▸ Prompt A: Edit the records from the line containing "49, 329, 57]" up to and including the line containing "analysis-panel: 分析结果 02.", replacing "row-number" with "row-index" and leaving everything else unchanged. Return only those lines.

▸ Provided passage:

>> start

#High other OPs on CIFS Share/Citrix Environment

1 messages · Page 1 of 1 (latest)

slate mesa
#

Hi There,

we are monitoring very high other OPs on a CIFS Share (around 20k IOPS) and are constantly running in the customers IOPS Limit.
The share is used for citrix profiles and files redirection.
Can you provide me with commands to narrow this down or is this a common issue i´m not aware of?

Cheers! Philipp

slate mesa
#

High other OPs on CIFS Share/Citrix Environment

devout leaf
#

I would start with statistics top file show and statistics top client show

#

"other ops" is usually metadata

slate mesa
#

Hey, statistics top file does not show any specific file for the customer. But shows the root volume of the share. top client shows always different citrix workers

#

4006 cl1-n2a VSERVER n2a_aggr1ssd VOLUME /qtree

#

*T otal Read Write Other Read Write Latency
Volume Vserver Aggregate Ops Ops Ops Ops (Bps) (Bps) (us)


kd_vs01_dat1 kd-vs01 n2a_aggr1ssd 6406 417 62 5016 9356814 1004999 71

hardy quarry
#

6k read ops and 9MB/s doesn't seem too extreme, depending on the number of users

pulsar flare
#

But Citrix tends to have more other ops usually.

>> end

▸ Prompt B: Reproduce verbatim the portion of the forum thread on high other OPs that runs from "hardy quarry" up to and including "other ops usually.".

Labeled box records
>> start

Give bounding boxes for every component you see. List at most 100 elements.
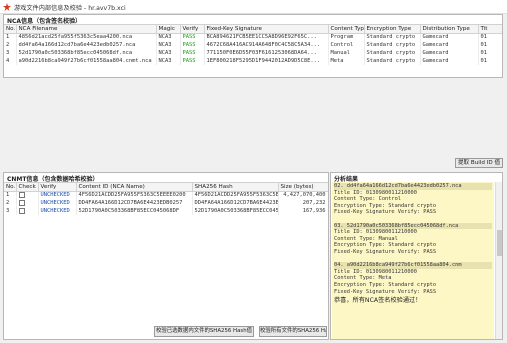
fixed-key-signature: 771150F0E6D55F03F6161253068DA64... [204, 49, 329, 57]
title-id: 01 [478, 49, 502, 57]
row-number: 3 [4, 207, 17, 215]
nca-magic: NCA3 [156, 41, 181, 49]
fixed-key-signature: 4672C68A416AC914A648F0C4C58C5A34... [204, 41, 329, 49]
size-bytes: 4,427,070,400 [278, 191, 328, 199]
column-header[interactable]: Encryption Type [364, 25, 421, 34]
row-number: 3 [4, 49, 17, 57]
row-checkbox[interactable] [18, 199, 25, 206]
title-id: 01 [478, 41, 502, 49]
content-type: Meta [328, 57, 365, 65]
row-number: 1 [4, 191, 17, 199]
analysis-line: Fixed-Key Signature Verify: PASS [334, 288, 437, 295]
table-row[interactable]: 4 a90d2216b8ca949f27b6cf01558aa804.cnmt.… [4, 57, 502, 65]
distribution-type: Gamecard [420, 41, 479, 49]
check-all-hash-button[interactable]: 校验所有文件的SHA256 Hash值 [259, 326, 327, 337]
column-header[interactable]: Distribution Type [420, 25, 479, 34]
nca-table-header: No. NCA Filename Magic Verify Fixed-Key … [4, 25, 502, 34]
analysis-panel: 分析结果 02. dd4fa64a166d12cd7ba6e4423edb025… [330, 172, 503, 340]
extract-build-id-button[interactable]: 提取 Build ID 值 [455, 158, 503, 168]
verify-status: PASS [180, 33, 205, 41]
nca-table[interactable]: No. NCA Filename Magic Verify Fixed-Key … [4, 24, 502, 77]
size-bytes: 207,232 [278, 199, 328, 207]
title-id: 01 [478, 33, 502, 41]
verify-status: UNCHECKED [38, 199, 77, 207]
column-header[interactable]: Size (bytes) [278, 183, 328, 192]
nca-magic: NCA3 [156, 57, 181, 65]
content-type: Manual [328, 49, 365, 57]
verify-status: UNCHECKED [38, 207, 77, 215]
column-header[interactable]: Content ID (NCA Name) [76, 183, 193, 192]
nca-magic: NCA3 [156, 33, 181, 41]
column-header[interactable]: No. [4, 183, 17, 192]
content-id: DD4FA64A166D12CD7BA6E4423EDB0257 [76, 199, 193, 207]
analysis-line: Encryption Type: Standard crypto [334, 281, 437, 288]
verify-status: PASS [180, 41, 205, 49]
nca-filename: 52d1790a0c503368bf85ecc045068df.nca [16, 49, 157, 57]
check-selected-hash-button[interactable]: 校验已选数据内文件的SHA256 Hash值 [154, 326, 254, 337]
row-checkbox[interactable] [18, 207, 25, 214]
sha256-hash: 4F56D21ACDD25FA955F5363C5EEEE0... [192, 191, 279, 199]
verify-status: UNCHECKED [38, 191, 77, 199]
encryption-type: Standard crypto [364, 33, 421, 41]
sha256-hash: 52D1790A0C503368BF85ECC045068D... [192, 207, 279, 215]
table-row[interactable]: 2 dd4fa64a166d12cd7ba6e4423edb0257.nca N… [4, 41, 502, 49]
encryption-type: Standard crypto [364, 57, 421, 65]
row-number: 2 [4, 199, 17, 207]
encryption-type: Standard crypto [364, 49, 421, 57]
column-header[interactable]: Verify [38, 183, 77, 192]
cnmt-table[interactable]: No. Check Verify Content ID (NCA Name) S… [4, 182, 328, 322]
scrollbar-thumb[interactable] [497, 230, 502, 256]
column-header[interactable]: Verify [180, 25, 205, 34]
analysis-line: Content Type: Manual [334, 235, 398, 242]
column-header[interactable]: Check [16, 183, 39, 192]
nca-magic: NCA3 [156, 49, 181, 57]
analysis-entry-heading: 02. dd4fa64a166d12cd7ba6e4423edb0257.nca [334, 183, 492, 190]
column-header[interactable]: NCA Filename [16, 25, 157, 34]
analysis-line: Fixed-Key Signature Verify: PASS [334, 248, 437, 255]
row-checkbox-cell [16, 207, 39, 215]
analysis-line: Encryption Type: Standard crypto [334, 242, 437, 249]
column-header[interactable]: Content Type [328, 25, 365, 34]
row-checkbox-cell [16, 191, 39, 199]
encryption-type: Standard crypto [364, 41, 421, 49]
verify-status: PASS [180, 57, 205, 65]
column-header[interactable]: Fixed-Key Signature [204, 25, 329, 34]
cnmt-table-header: No. Check Verify Content ID (NCA Name) S… [4, 183, 328, 192]
nca-filename: dd4fa64a166d12cd7ba6e4423edb0257.nca [16, 41, 157, 49]
analysis-line [334, 256, 492, 263]
analysis-line: Content Type: Meta [334, 275, 392, 282]
title-id: 01 [478, 57, 502, 65]
analysis-line: Fixed-Key Signature Verify: PASS [334, 209, 437, 216]
fixed-key-signature: 1EF800218F5295D1F9442012AD9D5C8E... [204, 57, 329, 65]
content-type: Control [328, 41, 365, 49]
empty-area [3, 79, 503, 159]
column-header[interactable]: Tit [478, 25, 502, 34]
analysis-output[interactable]: 02. dd4fa64a166d12cd7ba6e4423edb0257.nca… [332, 182, 494, 339]
row-number: 4 [4, 57, 17, 65]
window-titlebar: 游戏文件内部信息及校验 - hr.avv7b.xci [0, 0, 507, 14]
table-row[interactable]: 3 52d1790a0c503368bf85ecc045068df.nca NC… [4, 49, 502, 57]
content-type: Program [328, 33, 365, 41]
nca-filename: a90d2216b8ca949f27b6cf01558aa804.cnmt.nc… [16, 57, 157, 65]
analysis-scrollbar[interactable] [495, 182, 502, 339]
analysis-lines: 02. dd4fa64a166d12cd7ba6e4423edb0257.nca… [334, 183, 492, 295]
row-number: 1 [4, 33, 17, 41]
app-icon [3, 3, 11, 11]
window-title: 游戏文件内部信息及校验 - hr.avv7b.xci [14, 5, 126, 12]
column-header[interactable]: SHA256 Hash [192, 183, 279, 192]
cnmt-info-panel: CNMT信息（包含数据哈希校验） No. Check Verify Conten… [3, 172, 329, 340]
table-row[interactable]: 1 UNCHECKED 4F56D21ACDD25FA955F5363C5EEE… [4, 191, 328, 199]
table-row[interactable]: 3 UNCHECKED 52D1790A0C503368BF85ECC04506… [4, 207, 328, 215]
table-row[interactable]: 2 UNCHECKED DD4FA64A166D12CD7BA6E4423EDB… [4, 199, 328, 207]
column-header[interactable]: No. [4, 25, 17, 34]
analysis-line: Title ID: 0130980011210000 [334, 189, 417, 196]
distribution-type: Gamecard [420, 49, 479, 57]
analysis-entry-heading: 04. a90d2216b8ca949f27b6cf01558aa804.cnm [334, 262, 492, 269]
size-bytes: 167,936 [278, 207, 328, 215]
row-checkbox[interactable] [18, 192, 25, 198]
column-header[interactable]: Magic [156, 25, 181, 34]
content-id: 52D1790A0C503368BF85ECC045068DF [76, 207, 193, 215]
fixed-key-signature: BCA894621FCB5EE1CC5A8D96E92F65C... [204, 33, 329, 41]
distribution-type: Gamecard [420, 33, 479, 41]
table-row[interactable]: 1 4856d21acd25fa955f5363c5eaa4200.nca NC… [4, 33, 502, 41]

>> end

▸ Complete response A:
fixed-key-signature: 771150F0E6D55F03F6161253068DA64... [204, 49, 329, 57]
title-id: 01 [478, 49, 502, 57]
row-index: 3 [4, 207, 17, 215]
nca-magic: NCA3 [156, 41, 181, 49]
fixed-key-signature: 4672C68A416AC914A648F0C4C58C5A34... [204, 41, 329, 49]
size-bytes: 4,427,070,400 [278, 191, 328, 199]
column-header[interactable]: Encryption Type [364, 25, 421, 34]
row-index: 3 [4, 49, 17, 57]
row-checkbox[interactable] [18, 199, 25, 206]
title-id: 01 [478, 41, 502, 49]
content-type: Meta [328, 57, 365, 65]
row-index: 1 [4, 191, 17, 199]
analysis-line: Fixed-Key Signature Verify: PASS [334, 288, 437, 295]
table-row[interactable]: 4 a90d2216b8ca949f27b6cf01558aa804.cnmt.… [4, 57, 502, 65]
distribution-type: Gamecard [420, 41, 479, 49]
check-all-hash-button[interactable]: 校验所有文件的SHA256 Hash值 [259, 326, 327, 337]
column-header[interactable]: Distribution Type [420, 25, 479, 34]
nca-table-header: No. NCA Filename Magic Verify Fixed-Key … [4, 25, 502, 34]
analysis-panel: 分析结果 02. dd4fa64a166d12cd7ba6e4423edb025… [330, 172, 503, 340]

▸ Complete response B:
hardy quarry
#

6k read ops and 9MB/s doesn't seem too extreme, depending on the number of users

pulsar flare
#

But Citrix tends to have more other ops usually.